REQUIREMENT
Search the material below for the string "change" and extract each line that has it.

>> START

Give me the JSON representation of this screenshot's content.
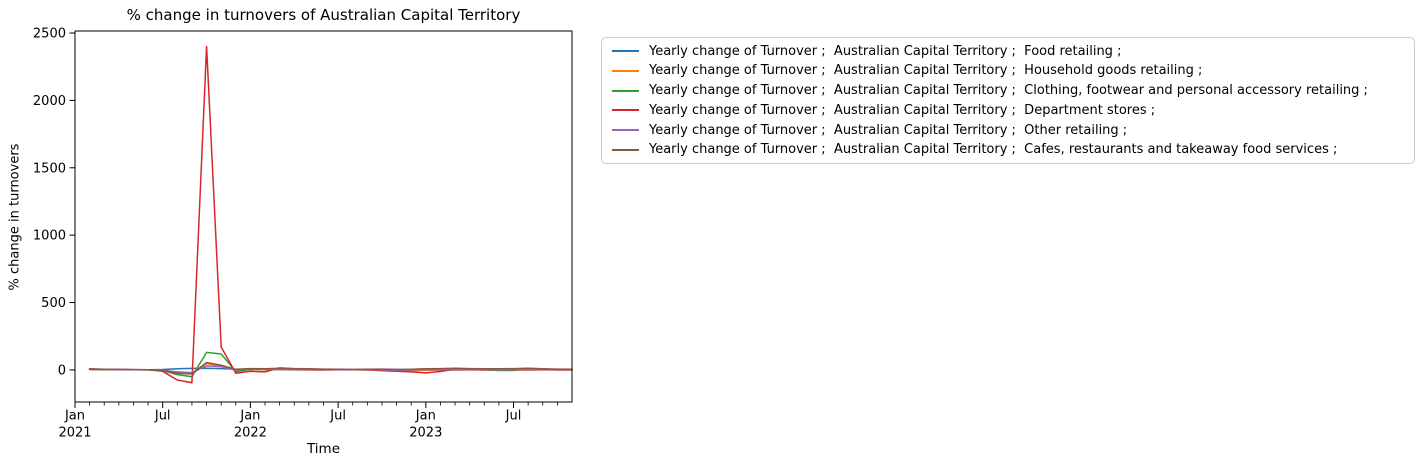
{
  "figure": {
    "title": "% change in turnovers of Australian Capital Territory",
    "xlabel": "Time",
    "ylabel": "% change in turnovers"
  },
  "chart_data": {
    "type": "line",
    "title": "% change in turnovers of Australian Capital Territory",
    "xlabel": "Time",
    "ylabel": "% change in turnovers",
    "grid": false,
    "legend_position": "outside-right",
    "ylim": [
      -238,
      2515
    ],
    "xlim_months": [
      "2021-01",
      "2023-11"
    ],
    "y_ticks": [
      0,
      500,
      1000,
      1500,
      2000,
      2500
    ],
    "x_major_ticks": [
      {
        "month": "2021-01",
        "label": "Jan",
        "year": "2021"
      },
      {
        "month": "2021-07",
        "label": "Jul",
        "year": ""
      },
      {
        "month": "2022-01",
        "label": "Jan",
        "year": "2022"
      },
      {
        "month": "2022-07",
        "label": "Jul",
        "year": ""
      },
      {
        "month": "2023-01",
        "label": "Jan",
        "year": "2023"
      },
      {
        "month": "2023-07",
        "label": "Jul",
        "year": ""
      }
    ],
    "x": [
      "2021-02",
      "2021-03",
      "2021-04",
      "2021-05",
      "2021-06",
      "2021-07",
      "2021-08",
      "2021-09",
      "2021-10",
      "2021-11",
      "2021-12",
      "2022-01",
      "2022-02",
      "2022-03",
      "2022-04",
      "2022-05",
      "2022-06",
      "2022-07",
      "2022-08",
      "2022-09",
      "2022-10",
      "2022-11",
      "2022-12",
      "2023-01",
      "2023-02",
      "2023-03",
      "2023-04",
      "2023-05",
      "2023-06",
      "2023-07",
      "2023-08",
      "2023-09",
      "2023-10",
      "2023-11"
    ],
    "series": [
      {
        "name": "Yearly change of Turnover ;  Australian Capital Territory ;  Food retailing ;",
        "color": "#1f77b4",
        "values": [
          5,
          4,
          3,
          2,
          2,
          3,
          8,
          11,
          12,
          10,
          5,
          4,
          3,
          2,
          2,
          3,
          3,
          2,
          2,
          3,
          3,
          2,
          3,
          4,
          4,
          3,
          3,
          2,
          2,
          2,
          3,
          3,
          2,
          2
        ]
      },
      {
        "name": "Yearly change of Turnover ;  Australian Capital Territory ;  Household goods retailing ;",
        "color": "#ff7f0e",
        "values": [
          4,
          2,
          2,
          1,
          0,
          -3,
          -20,
          -28,
          47,
          30,
          -5,
          3,
          2,
          1,
          0,
          -1,
          -2,
          0,
          1,
          -2,
          -4,
          -8,
          -6,
          -3,
          -2,
          -1,
          0,
          -2,
          -3,
          -2,
          -1,
          0,
          -1,
          -2
        ]
      },
      {
        "name": "Yearly change of Turnover ;  Australian Capital Territory ;  Clothing, footwear and personal accessory retailing ;",
        "color": "#2ca02c",
        "values": [
          3,
          2,
          2,
          1,
          0,
          -5,
          -35,
          -50,
          130,
          118,
          -13,
          5,
          4,
          3,
          2,
          2,
          3,
          2,
          2,
          3,
          2,
          -5,
          2,
          8,
          6,
          4,
          3,
          2,
          -4,
          -4,
          10,
          6,
          3,
          2
        ]
      },
      {
        "name": "Yearly change of Turnover ;  Australian Capital Territory ;  Department stores ;",
        "color": "#d62728",
        "values": [
          8,
          5,
          3,
          2,
          1,
          -10,
          -75,
          -95,
          2400,
          170,
          -25,
          -10,
          -15,
          15,
          8,
          4,
          2,
          3,
          2,
          1,
          -5,
          -10,
          -15,
          -22,
          -12,
          5,
          3,
          2,
          1,
          2,
          3,
          2,
          1,
          2
        ]
      },
      {
        "name": "Yearly change of Turnover ;  Australian Capital Territory ;  Other retailing ;",
        "color": "#9467bd",
        "values": [
          4,
          3,
          2,
          1,
          1,
          -2,
          -15,
          -20,
          30,
          25,
          0,
          8,
          5,
          3,
          2,
          1,
          2,
          2,
          1,
          2,
          1,
          -2,
          0,
          3,
          2,
          2,
          1,
          1,
          2,
          2,
          3,
          2,
          1,
          1
        ]
      },
      {
        "name": "Yearly change of Turnover ;  Australian Capital Territory ;  Cafes, restaurants and takeaway food services ;",
        "color": "#8c564b",
        "values": [
          6,
          4,
          3,
          3,
          2,
          -5,
          -25,
          -30,
          55,
          35,
          5,
          10,
          8,
          12,
          10,
          8,
          6,
          5,
          4,
          5,
          6,
          4,
          5,
          8,
          10,
          12,
          10,
          8,
          8,
          10,
          12,
          8,
          6,
          5
        ]
      }
    ]
  }
}
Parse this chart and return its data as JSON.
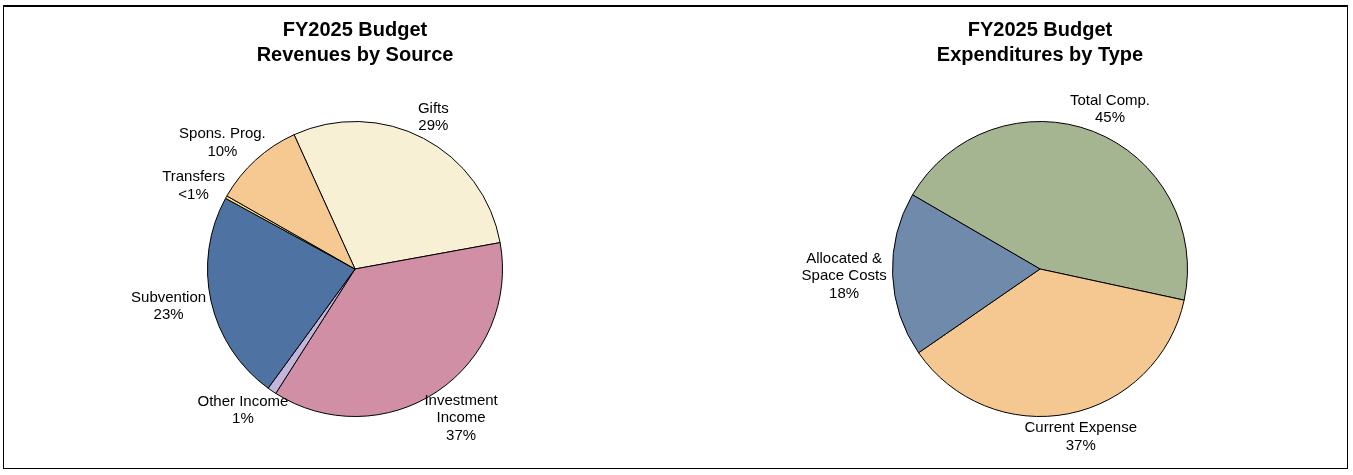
{
  "chart_data": [
    {
      "type": "pie",
      "title": "FY2025 Budget",
      "subtitle": "Revenues by Source",
      "categories": [
        "Gifts",
        "Investment Income",
        "Other Income",
        "Subvention",
        "Transfers",
        "Spons. Prog."
      ],
      "values": [
        29,
        37,
        1,
        23,
        0.3,
        10
      ],
      "value_labels": [
        "29%",
        "37%",
        "1%",
        "23%",
        "<1%",
        "10%"
      ],
      "colors": [
        "#f8f0d5",
        "#d08fa5",
        "#c3b5d9",
        "#4e73a2",
        "#f4e27a",
        "#f6c892"
      ]
    },
    {
      "type": "pie",
      "title": "FY2025 Budget",
      "subtitle": "Expenditures by Type",
      "categories": [
        "Total Comp.",
        "Current Expense",
        "Allocated & Space Costs"
      ],
      "values": [
        45,
        37,
        18
      ],
      "value_labels": [
        "45%",
        "37%",
        "18%"
      ],
      "colors": [
        "#a5b592",
        "#f6c891",
        "#6f8aab"
      ]
    }
  ]
}
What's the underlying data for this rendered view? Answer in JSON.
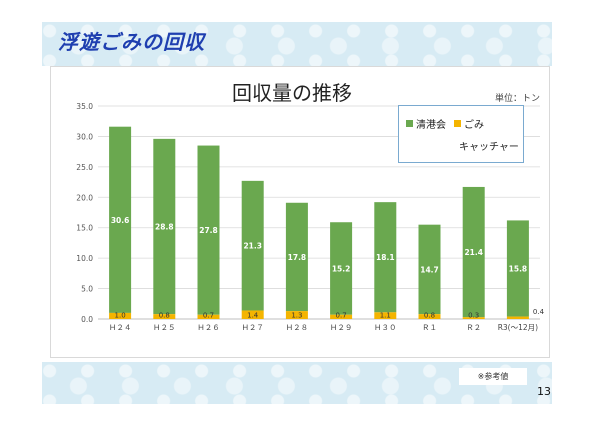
{
  "slide": {
    "title": "浮遊ごみの回収",
    "page_number": "13",
    "note": "※参考値"
  },
  "chart_data": {
    "type": "bar",
    "stacked": true,
    "title": "回収量の推移",
    "unit_label": "単位：トン",
    "categories": [
      "H24",
      "H25",
      "H26",
      "H27",
      "H28",
      "H29",
      "H30",
      "R1",
      "R2",
      "R3(〜12月)"
    ],
    "category_labels": [
      "Ｈ２４",
      "Ｈ２５",
      "Ｈ２６",
      "Ｈ２７",
      "Ｈ２８",
      "Ｈ２９",
      "Ｈ３０",
      "Ｒ１",
      "Ｒ２",
      "R3(〜12月)"
    ],
    "series": [
      {
        "name": "ごみキャッチャー",
        "color": "#f4b400",
        "values": [
          1.0,
          0.8,
          0.7,
          1.4,
          1.3,
          0.7,
          1.1,
          0.8,
          0.3,
          0.4
        ],
        "labels": [
          "1.0",
          "0.8",
          "0.7",
          "1.4",
          "1.3",
          "0.7",
          "1.1",
          "0.8",
          "0.3",
          "0.4"
        ]
      },
      {
        "name": "清港会",
        "color": "#6aa84f",
        "values": [
          30.6,
          28.8,
          27.8,
          21.3,
          17.8,
          15.2,
          18.1,
          14.7,
          21.4,
          15.8
        ],
        "labels": [
          "30.6",
          "28.8",
          "27.8",
          "21.3",
          "17.8",
          "15.2",
          "18.1",
          "14.7",
          "21.4",
          "15.8"
        ]
      }
    ],
    "y_ticks": [
      "0.0",
      "5.0",
      "10.0",
      "15.0",
      "20.0",
      "25.0",
      "30.0",
      "35.0"
    ],
    "ylim": [
      0,
      35
    ],
    "grid": true,
    "legend": {
      "position": "top-right",
      "entries": [
        "清港会",
        "ごみ",
        "キャッチャー"
      ]
    }
  }
}
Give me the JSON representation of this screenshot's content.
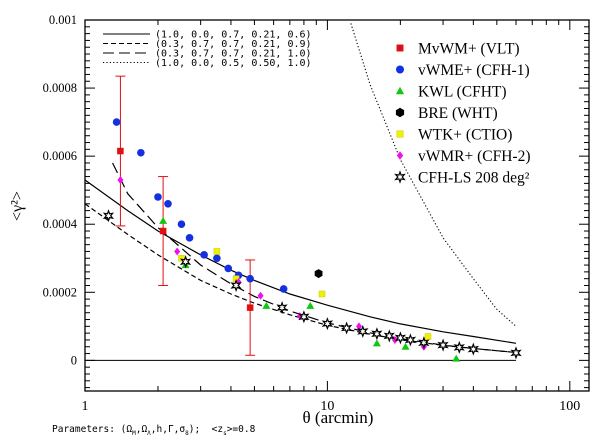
{
  "chart_data": {
    "type": "scatter",
    "xscale": "log",
    "xlim": [
      1,
      120
    ],
    "ylim": [
      -9e-05,
      0.001
    ],
    "xlabel": "θ (arcmin)",
    "ylabel": "<γ²>",
    "x_ticks": [
      1,
      10,
      100
    ],
    "x_tick_labels": [
      "1",
      "10",
      "100"
    ],
    "y_ticks": [
      0,
      0.0002,
      0.0004,
      0.0006,
      0.0008,
      0.001
    ],
    "y_tick_labels": [
      "0",
      "0.0002",
      "0.0004",
      "0.0006",
      "0.0008",
      "0.001"
    ],
    "model_legend": [
      {
        "label": "(1.0, 0.0, 0.7, 0.21, 0.6)",
        "style": "solid"
      },
      {
        "label": "(0.3, 0.7, 0.7, 0.21, 0.9)",
        "style": "short-dash"
      },
      {
        "label": "(0.3, 0.7, 0.7, 0.21, 1.0)",
        "style": "long-dash"
      },
      {
        "label": "(1.0, 0.0, 0.5, 0.50, 1.0)",
        "style": "dotted"
      }
    ],
    "models": [
      {
        "name": "(1.0, 0.0, 0.7, 0.21, 0.6)",
        "style": "solid",
        "x": [
          1,
          1.5,
          2,
          3,
          4,
          5,
          7,
          10,
          15,
          20,
          30,
          40,
          60
        ],
        "y": [
          0.00053,
          0.00044,
          0.00038,
          0.00031,
          0.000265,
          0.000235,
          0.000195,
          0.000162,
          0.000128,
          0.000107,
          8.4e-05,
          7e-05,
          5e-05
        ]
      },
      {
        "name": "(0.3, 0.7, 0.7, 0.21, 0.9)",
        "style": "short-dash",
        "x": [
          1,
          1.5,
          2,
          3,
          4,
          5,
          7,
          10,
          15,
          20,
          30,
          40,
          60
        ],
        "y": [
          0.00046,
          0.00037,
          0.00031,
          0.000235,
          0.000195,
          0.000168,
          0.000134,
          0.000103,
          7.7e-05,
          6.1e-05,
          4.4e-05,
          3.5e-05,
          2.3e-05
        ]
      },
      {
        "name": "(0.3, 0.7, 0.7, 0.21, 1.0)",
        "style": "long-dash",
        "x": [
          1.3,
          1.5,
          2,
          3,
          4,
          5,
          7,
          10,
          15,
          20,
          30,
          40,
          60
        ],
        "y": [
          0.00058,
          0.00049,
          0.00039,
          0.00028,
          0.000225,
          0.000188,
          0.000145,
          0.00011,
          8.1e-05,
          6.4e-05,
          4.5e-05,
          3.5e-05,
          2.3e-05
        ]
      },
      {
        "name": "(1.0, 0.0, 0.5, 0.50, 1.0)",
        "style": "dotted",
        "x": [
          12.5,
          15,
          20,
          30,
          40,
          50,
          60
        ],
        "y": [
          0.00099,
          0.00081,
          0.00059,
          0.00036,
          0.00024,
          0.00015,
          0.0001
        ]
      }
    ],
    "series": [
      {
        "name": "MvWM+ (VLT)",
        "color": "#e01010",
        "marker": "square",
        "x": [
          1.4,
          2.1,
          4.8
        ],
        "y": [
          0.000615,
          0.00038,
          0.000155
        ],
        "err": [
          0.00022,
          0.00016,
          0.00014
        ]
      },
      {
        "name": "vWME+ (CFH-1)",
        "color": "#1530e0",
        "marker": "circle",
        "x": [
          1.35,
          1.7,
          2.0,
          2.2,
          2.5,
          2.7,
          3.1,
          3.5,
          3.9,
          4.3,
          4.8,
          6.6
        ],
        "y": [
          0.0007,
          0.00061,
          0.00048,
          0.00046,
          0.0004,
          0.00036,
          0.00031,
          0.0003,
          0.00027,
          0.00025,
          0.00024,
          0.00021
        ]
      },
      {
        "name": "KWL (CFHT)",
        "color": "#10c810",
        "marker": "triangle",
        "x": [
          2.1,
          2.6,
          5.6,
          8.5,
          16,
          21,
          34
        ],
        "y": [
          0.00041,
          0.00028,
          0.00016,
          0.00016,
          5e-05,
          4e-05,
          5e-06
        ]
      },
      {
        "name": "BRE (WHT)",
        "color": "#000000",
        "marker": "hexagon",
        "x": [
          9.2
        ],
        "y": [
          0.000255
        ]
      },
      {
        "name": "WTK+ (CTIO)",
        "color": "#f0f000",
        "marker": "square",
        "x": [
          2.5,
          3.5,
          4.2,
          9.5,
          26
        ],
        "y": [
          0.0003,
          0.00032,
          0.00024,
          0.000195,
          7e-05
        ]
      },
      {
        "name": "vWMR+ (CFH-2)",
        "color": "#ee10ee",
        "marker": "diamond",
        "x": [
          1.4,
          2.4,
          4.3,
          5.3,
          7.7,
          13.5,
          19,
          25
        ],
        "y": [
          0.00053,
          0.00032,
          0.00023,
          0.00019,
          0.00013,
          0.0001,
          6e-05,
          4e-05
        ]
      },
      {
        "name": "CFH-LS 208 deg²",
        "color": "#000000",
        "marker": "star",
        "x": [
          1.25,
          2.6,
          4.2,
          6.5,
          8,
          10,
          12,
          14,
          16,
          18,
          20,
          22,
          25,
          30,
          35,
          40,
          60
        ],
        "y": [
          0.000425,
          0.00029,
          0.00022,
          0.000155,
          0.000128,
          0.000108,
          9.5e-05,
          8.5e-05,
          7.8e-05,
          7.2e-05,
          6.6e-05,
          6e-05,
          5.2e-05,
          4.5e-05,
          3.8e-05,
          3.3e-05,
          2.2e-05
        ]
      }
    ]
  },
  "footer": {
    "prefix": "Parameters: ",
    "params": "(Ω",
    "suffix": "); <z",
    "tail": ">=0.8"
  }
}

>> END

TASK ANSWER
    "title": "% change in turnovers of Australian Capital Territory",
    "ylabel": "% change in turnovers"
    "title": "% change in turnovers of Australian Capital Territory",
    "ylabel": "% change in turnovers",
        "name": "Yearly change of Turnover ;  Australian Capital Territory ;  Food retailing ;",
        "name": "Yearly change of Turnover ;  Australian Capital Territory ;  Household goods retailing ;",
        "name": "Yearly change of Turnover ;  Australian Capital Territory ;  Clothing, footwear and personal accessory retailing ;",
        "name": "Yearly change of Turnover ;  Australian Capital Territory ;  Department stores ;",
        "name": "Yearly change of Turnover ;  Australian Capital Territory ;  Other retailing ;",
        "name": "Yearly change of Turnover ;  Australian Capital Territory ;  Cafes, restaurants and takeaway food services ;",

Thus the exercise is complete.